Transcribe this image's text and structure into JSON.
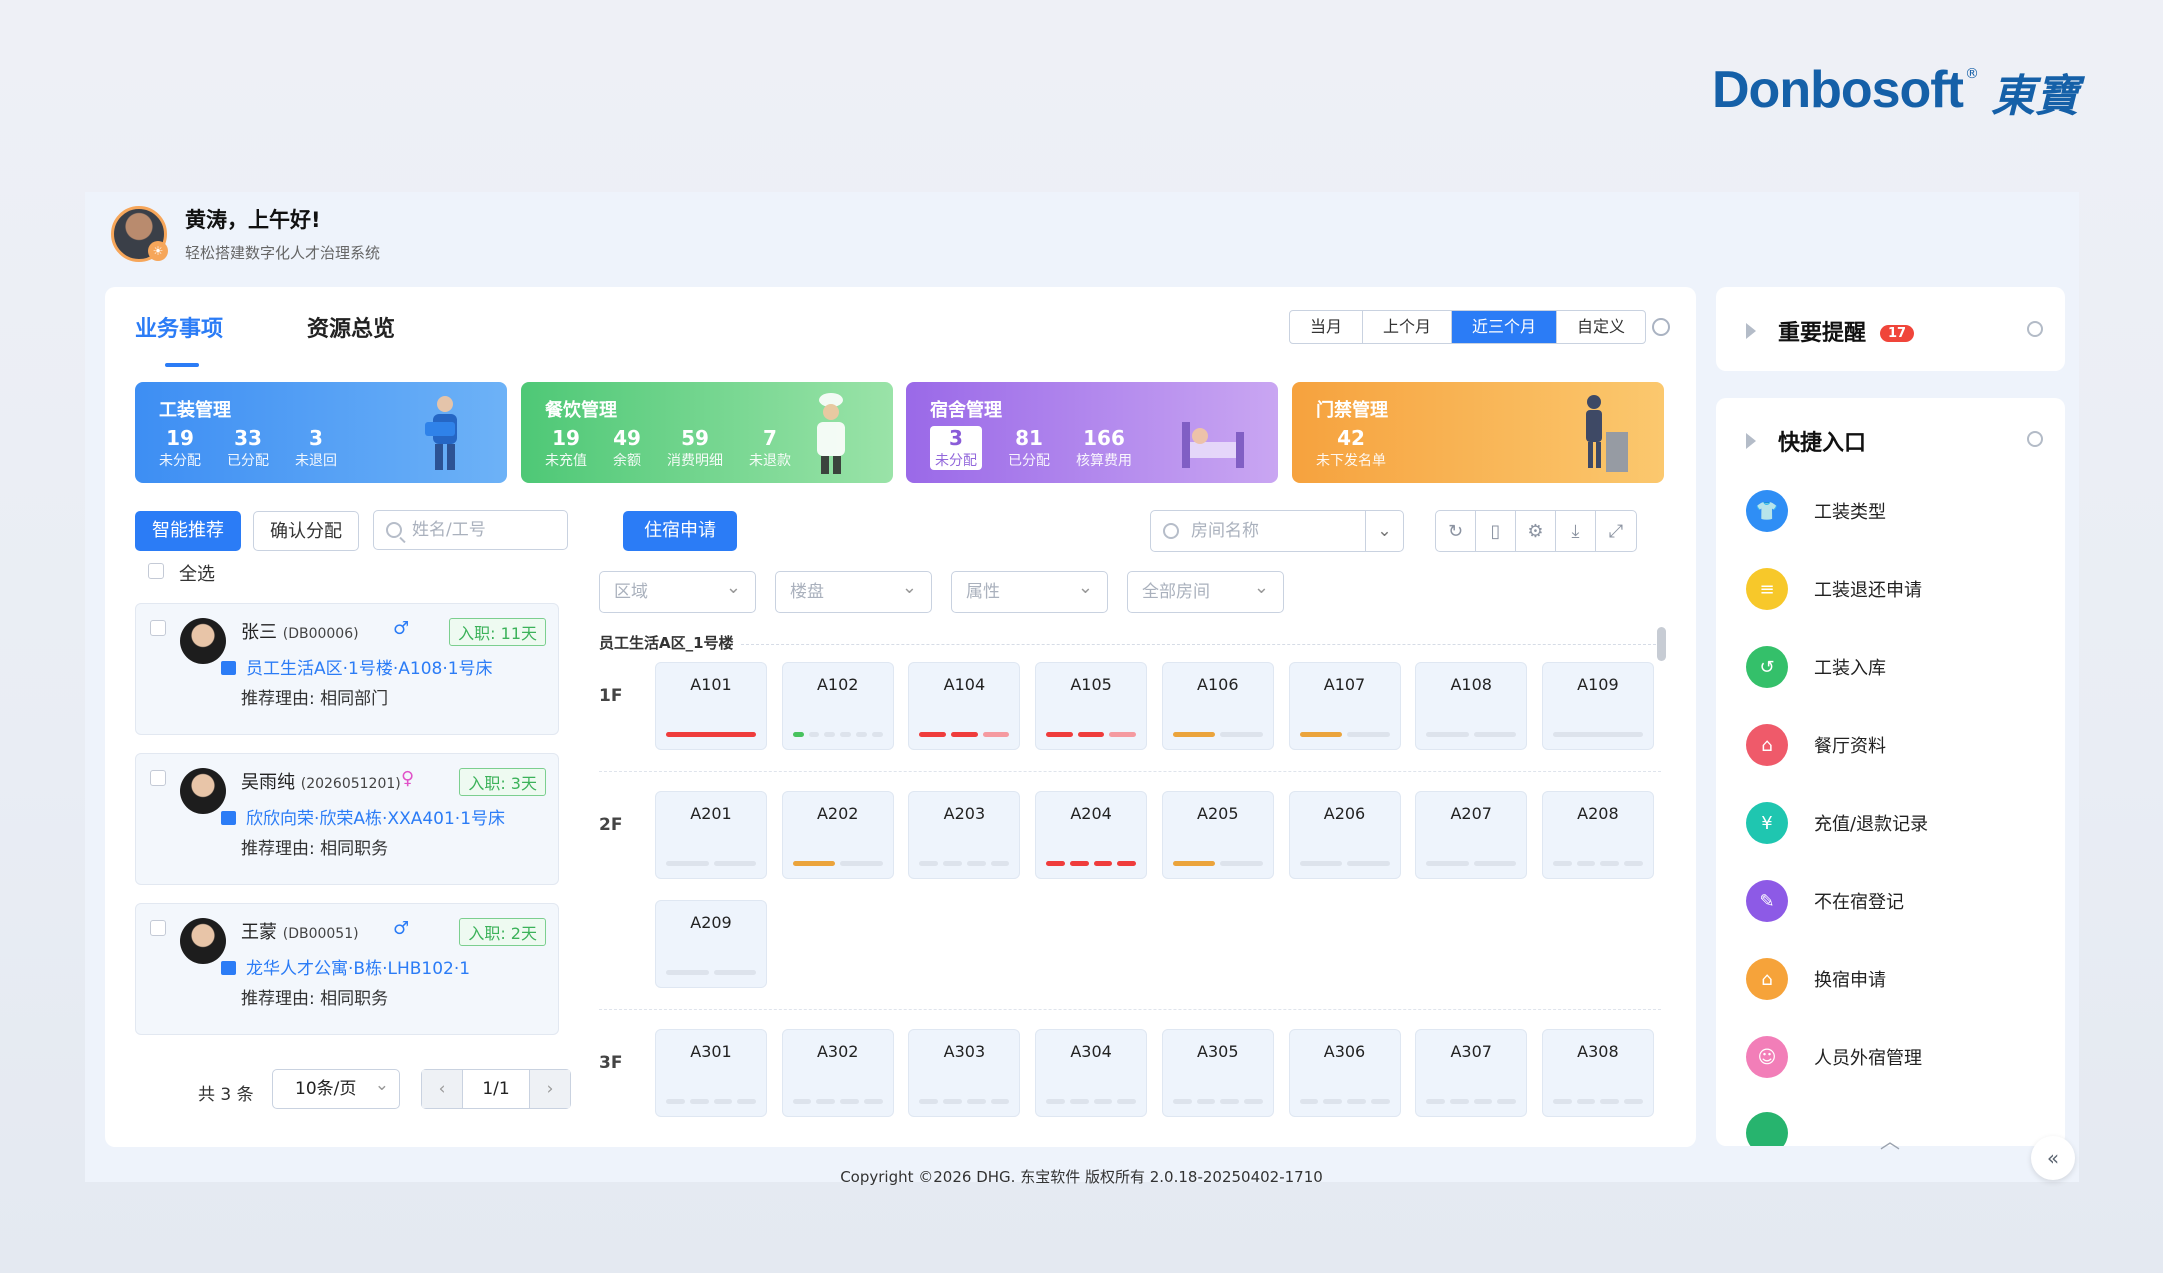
{
  "logo": {
    "brand": "Donbosoft",
    "reg": "®",
    "cn": "東寶"
  },
  "user": {
    "greeting": "黄涛，上午好!",
    "slogan": "轻松搭建数字化人才治理系统"
  },
  "tabs": [
    {
      "label": "业务事项",
      "active": true
    },
    {
      "label": "资源总览",
      "active": false
    }
  ],
  "period": {
    "options": [
      "当月",
      "上个月",
      "近三个月",
      "自定义"
    ],
    "selected": "近三个月"
  },
  "cards": [
    {
      "title": "工装管理",
      "stats": [
        {
          "value": "19",
          "label": "未分配"
        },
        {
          "value": "33",
          "label": "已分配"
        },
        {
          "value": "3",
          "label": "未退回"
        }
      ]
    },
    {
      "title": "餐饮管理",
      "stats": [
        {
          "value": "19",
          "label": "未充值"
        },
        {
          "value": "49",
          "label": "余额"
        },
        {
          "value": "59",
          "label": "消费明细"
        },
        {
          "value": "7",
          "label": "未退款"
        }
      ]
    },
    {
      "title": "宿舍管理",
      "stats": [
        {
          "value": "3",
          "label": "未分配"
        },
        {
          "value": "81",
          "label": "已分配"
        },
        {
          "value": "166",
          "label": "核算费用"
        }
      ]
    },
    {
      "title": "门禁管理",
      "stats": [
        {
          "value": "42",
          "label": "未下发名单"
        }
      ]
    }
  ],
  "left": {
    "smart_btn": "智能推荐",
    "confirm_btn": "确认分配",
    "search_placeholder": "姓名/工号",
    "select_all": "全选",
    "employees": [
      {
        "name": "张三",
        "code": "(DB00006)",
        "sex": "♂",
        "badge": "入职: 11天",
        "location": "员工生活A区·1号楼·A108·1号床",
        "reason": "推荐理由: 相同部门"
      },
      {
        "name": "吴雨纯",
        "code": "(2026051201)",
        "sex": "♀",
        "badge": "入职: 3天",
        "location": "欣欣向荣·欣荣A栋·XXA401·1号床",
        "reason": "推荐理由: 相同职务"
      },
      {
        "name": "王蒙",
        "code": "(DB00051)",
        "sex": "♂",
        "badge": "入职: 2天",
        "location": "龙华人才公寓·B栋·LHB102·1",
        "reason": "推荐理由: 相同职务"
      }
    ],
    "pager": {
      "total": "共 3 条",
      "size": "10条/页",
      "page": "1/1",
      "prev": "‹",
      "next": "›"
    }
  },
  "rooms": {
    "apply_btn": "住宿申请",
    "search_placeholder": "房间名称",
    "filters": [
      "区域",
      "楼盘",
      "属性",
      "全部房间"
    ],
    "building": "员工生活A区_1号楼",
    "floors": [
      {
        "label": "1F",
        "rooms": [
          {
            "name": "A101",
            "bars": [
              "#ef3c3c"
            ]
          },
          {
            "name": "A102",
            "bars": [
              "#48c25e",
              "#dde3ec",
              "#dde3ec",
              "#dde3ec",
              "#dde3ec",
              "#dde3ec"
            ]
          },
          {
            "name": "A104",
            "bars": [
              "#ef3c3c",
              "#ef3c3c",
              "#f59aa0"
            ]
          },
          {
            "name": "A105",
            "bars": [
              "#ef3c3c",
              "#ef3c3c",
              "#f59aa0"
            ]
          },
          {
            "name": "A106",
            "bars": [
              "#eba43c",
              "#dde3ec"
            ]
          },
          {
            "name": "A107",
            "bars": [
              "#eba43c",
              "#dde3ec"
            ]
          },
          {
            "name": "A108",
            "bars": [
              "#dde3ec",
              "#dde3ec"
            ]
          },
          {
            "name": "A109",
            "bars": [
              "#dde3ec"
            ]
          }
        ]
      },
      {
        "label": "2F",
        "rooms": [
          {
            "name": "A201",
            "bars": [
              "#dde3ec",
              "#dde3ec"
            ]
          },
          {
            "name": "A202",
            "bars": [
              "#eba43c",
              "#dde3ec"
            ]
          },
          {
            "name": "A203",
            "bars": [
              "#dde3ec",
              "#dde3ec",
              "#dde3ec",
              "#dde3ec"
            ]
          },
          {
            "name": "A204",
            "bars": [
              "#ef3c3c",
              "#ef3c3c",
              "#ef3c3c",
              "#ef3c3c"
            ]
          },
          {
            "name": "A205",
            "bars": [
              "#eba43c",
              "#dde3ec"
            ]
          },
          {
            "name": "A206",
            "bars": [
              "#dde3ec",
              "#dde3ec"
            ]
          },
          {
            "name": "A207",
            "bars": [
              "#dde3ec",
              "#dde3ec"
            ]
          },
          {
            "name": "A208",
            "bars": [
              "#dde3ec",
              "#dde3ec",
              "#dde3ec",
              "#dde3ec"
            ]
          },
          {
            "name": "A209",
            "bars": [
              "#dde3ec",
              "#dde3ec"
            ]
          }
        ]
      },
      {
        "label": "3F",
        "rooms": [
          {
            "name": "A301",
            "bars": [
              "#dde3ec",
              "#dde3ec",
              "#dde3ec",
              "#dde3ec"
            ]
          },
          {
            "name": "A302",
            "bars": [
              "#dde3ec",
              "#dde3ec",
              "#dde3ec",
              "#dde3ec"
            ]
          },
          {
            "name": "A303",
            "bars": [
              "#dde3ec",
              "#dde3ec",
              "#dde3ec",
              "#dde3ec"
            ]
          },
          {
            "name": "A304",
            "bars": [
              "#dde3ec",
              "#dde3ec",
              "#dde3ec",
              "#dde3ec"
            ]
          },
          {
            "name": "A305",
            "bars": [
              "#dde3ec",
              "#dde3ec",
              "#dde3ec",
              "#dde3ec"
            ]
          },
          {
            "name": "A306",
            "bars": [
              "#dde3ec",
              "#dde3ec",
              "#dde3ec",
              "#dde3ec"
            ]
          },
          {
            "name": "A307",
            "bars": [
              "#dde3ec",
              "#dde3ec",
              "#dde3ec",
              "#dde3ec"
            ]
          },
          {
            "name": "A308",
            "bars": [
              "#dde3ec",
              "#dde3ec",
              "#dde3ec",
              "#dde3ec"
            ]
          }
        ]
      }
    ]
  },
  "reminder": {
    "title": "重要提醒",
    "count": "17"
  },
  "quick": {
    "title": "快捷入口",
    "items": [
      {
        "label": "工装类型",
        "color": "#2f8ef5",
        "icon": "shirt-icon",
        "glyph": "👕"
      },
      {
        "label": "工装退还申请",
        "color": "#f7c82a",
        "icon": "list-icon",
        "glyph": "≡"
      },
      {
        "label": "工装入库",
        "color": "#34c06a",
        "icon": "return-icon",
        "glyph": "↺"
      },
      {
        "label": "餐厅资料",
        "color": "#ef5a6a",
        "icon": "dish-icon",
        "glyph": "⌂"
      },
      {
        "label": "充值/退款记录",
        "color": "#1fc6b0",
        "icon": "yuan-icon",
        "glyph": "¥"
      },
      {
        "label": "不在宿登记",
        "color": "#8d5ae6",
        "icon": "form-icon",
        "glyph": "✎"
      },
      {
        "label": "换宿申请",
        "color": "#f6a33a",
        "icon": "house-icon",
        "glyph": "⌂"
      },
      {
        "label": "人员外宿管理",
        "color": "#f27eb8",
        "icon": "people-icon",
        "glyph": "☺"
      }
    ]
  },
  "footer": "Copyright ©2026 DHG. 东宝软件 版权所有 2.0.18-20250402-1710"
}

********

**Objective**: Give every record back exactly as it reads, with no images.

**Output for this task**:
Transcribe this image's text and structure into JSON.
{
  "logo": {
    "brand": "Donbosoft",
    "reg": "®",
    "cn": "東寶"
  },
  "user": {
    "greeting": "黄涛，上午好!",
    "slogan": "轻松搭建数字化人才治理系统"
  },
  "tabs": [
    {
      "label": "业务事项",
      "active": true
    },
    {
      "label": "资源总览",
      "active": false
    }
  ],
  "period": {
    "options": [
      "当月",
      "上个月",
      "近三个月",
      "自定义"
    ],
    "selected": "近三个月"
  },
  "cards": [
    {
      "title": "工装管理",
      "stats": [
        {
          "value": "19",
          "label": "未分配"
        },
        {
          "value": "33",
          "label": "已分配"
        },
        {
          "value": "3",
          "label": "未退回"
        }
      ]
    },
    {
      "title": "餐饮管理",
      "stats": [
        {
          "value": "19",
          "label": "未充值"
        },
        {
          "value": "49",
          "label": "余额"
        },
        {
          "value": "59",
          "label": "消费明细"
        },
        {
          "value": "7",
          "label": "未退款"
        }
      ]
    },
    {
      "title": "宿舍管理",
      "stats": [
        {
          "value": "3",
          "label": "未分配"
        },
        {
          "value": "81",
          "label": "已分配"
        },
        {
          "value": "166",
          "label": "核算费用"
        }
      ]
    },
    {
      "title": "门禁管理",
      "stats": [
        {
          "value": "42",
          "label": "未下发名单"
        }
      ]
    }
  ],
  "left": {
    "smart_btn": "智能推荐",
    "confirm_btn": "确认分配",
    "search_placeholder": "姓名/工号",
    "select_all": "全选",
    "employees": [
      {
        "name": "张三",
        "code": "(DB00006)",
        "sex": "♂",
        "badge": "入职: 11天",
        "location": "员工生活A区·1号楼·A108·1号床",
        "reason": "推荐理由: 相同部门"
      },
      {
        "name": "吴雨纯",
        "code": "(2026051201)",
        "sex": "♀",
        "badge": "入职: 3天",
        "location": "欣欣向荣·欣荣A栋·XXA401·1号床",
        "reason": "推荐理由: 相同职务"
      },
      {
        "name": "王蒙",
        "code": "(DB00051)",
        "sex": "♂",
        "badge": "入职: 2天",
        "location": "龙华人才公寓·B栋·LHB102·1",
        "reason": "推荐理由: 相同职务"
      }
    ],
    "pager": {
      "total": "共 3 条",
      "size": "10条/页",
      "page": "1/1",
      "prev": "‹",
      "next": "›"
    }
  },
  "rooms": {
    "apply_btn": "住宿申请",
    "search_placeholder": "房间名称",
    "filters": [
      "区域",
      "楼盘",
      "属性",
      "全部房间"
    ],
    "building": "员工生活A区_1号楼",
    "floors": [
      {
        "label": "1F",
        "rooms": [
          {
            "name": "A101",
            "bars": [
              "#ef3c3c"
            ]
          },
          {
            "name": "A102",
            "bars": [
              "#48c25e",
              "#dde3ec",
              "#dde3ec",
              "#dde3ec",
              "#dde3ec",
              "#dde3ec"
            ]
          },
          {
            "name": "A104",
            "bars": [
              "#ef3c3c",
              "#ef3c3c",
              "#f59aa0"
            ]
          },
          {
            "name": "A105",
            "bars": [
              "#ef3c3c",
              "#ef3c3c",
              "#f59aa0"
            ]
          },
          {
            "name": "A106",
            "bars": [
              "#eba43c",
              "#dde3ec"
            ]
          },
          {
            "name": "A107",
            "bars": [
              "#eba43c",
              "#dde3ec"
            ]
          },
          {
            "name": "A108",
            "bars": [
              "#dde3ec",
              "#dde3ec"
            ]
          },
          {
            "name": "A109",
            "bars": [
              "#dde3ec"
            ]
          }
        ]
      },
      {
        "label": "2F",
        "rooms": [
          {
            "name": "A201",
            "bars": [
              "#dde3ec",
              "#dde3ec"
            ]
          },
          {
            "name": "A202",
            "bars": [
              "#eba43c",
              "#dde3ec"
            ]
          },
          {
            "name": "A203",
            "bars": [
              "#dde3ec",
              "#dde3ec",
              "#dde3ec",
              "#dde3ec"
            ]
          },
          {
            "name": "A204",
            "bars": [
              "#ef3c3c",
              "#ef3c3c",
              "#ef3c3c",
              "#ef3c3c"
            ]
          },
          {
            "name": "A205",
            "bars": [
              "#eba43c",
              "#dde3ec"
            ]
          },
          {
            "name": "A206",
            "bars": [
              "#dde3ec",
              "#dde3ec"
            ]
          },
          {
            "name": "A207",
            "bars": [
              "#dde3ec",
              "#dde3ec"
            ]
          },
          {
            "name": "A208",
            "bars": [
              "#dde3ec",
              "#dde3ec",
              "#dde3ec",
              "#dde3ec"
            ]
          },
          {
            "name": "A209",
            "bars": [
              "#dde3ec",
              "#dde3ec"
            ]
          }
        ]
      },
      {
        "label": "3F",
        "rooms": [
          {
            "name": "A301",
            "bars": [
              "#dde3ec",
              "#dde3ec",
              "#dde3ec",
              "#dde3ec"
            ]
          },
          {
            "name": "A302",
            "bars": [
              "#dde3ec",
              "#dde3ec",
              "#dde3ec",
              "#dde3ec"
            ]
          },
          {
            "name": "A303",
            "bars": [
              "#dde3ec",
              "#dde3ec",
              "#dde3ec",
              "#dde3ec"
            ]
          },
          {
            "name": "A304",
            "bars": [
              "#dde3ec",
              "#dde3ec",
              "#dde3ec",
              "#dde3ec"
            ]
          },
          {
            "name": "A305",
            "bars": [
              "#dde3ec",
              "#dde3ec",
              "#dde3ec",
              "#dde3ec"
            ]
          },
          {
            "name": "A306",
            "bars": [
              "#dde3ec",
              "#dde3ec",
              "#dde3ec",
              "#dde3ec"
            ]
          },
          {
            "name": "A307",
            "bars": [
              "#dde3ec",
              "#dde3ec",
              "#dde3ec",
              "#dde3ec"
            ]
          },
          {
            "name": "A308",
            "bars": [
              "#dde3ec",
              "#dde3ec",
              "#dde3ec",
              "#dde3ec"
            ]
          }
        ]
      }
    ]
  },
  "reminder": {
    "title": "重要提醒",
    "count": "17"
  },
  "quick": {
    "title": "快捷入口",
    "items": [
      {
        "label": "工装类型",
        "color": "#2f8ef5",
        "icon": "shirt-icon",
        "glyph": "👕"
      },
      {
        "label": "工装退还申请",
        "color": "#f7c82a",
        "icon": "list-icon",
        "glyph": "≡"
      },
      {
        "label": "工装入库",
        "color": "#34c06a",
        "icon": "return-icon",
        "glyph": "↺"
      },
      {
        "label": "餐厅资料",
        "color": "#ef5a6a",
        "icon": "dish-icon",
        "glyph": "⌂"
      },
      {
        "label": "充值/退款记录",
        "color": "#1fc6b0",
        "icon": "yuan-icon",
        "glyph": "¥"
      },
      {
        "label": "不在宿登记",
        "color": "#8d5ae6",
        "icon": "form-icon",
        "glyph": "✎"
      },
      {
        "label": "换宿申请",
        "color": "#f6a33a",
        "icon": "house-icon",
        "glyph": "⌂"
      },
      {
        "label": "人员外宿管理",
        "color": "#f27eb8",
        "icon": "people-icon",
        "glyph": "☺"
      }
    ]
  },
  "footer": "Copyright ©2026 DHG. 东宝软件 版权所有 2.0.18-20250402-1710"
}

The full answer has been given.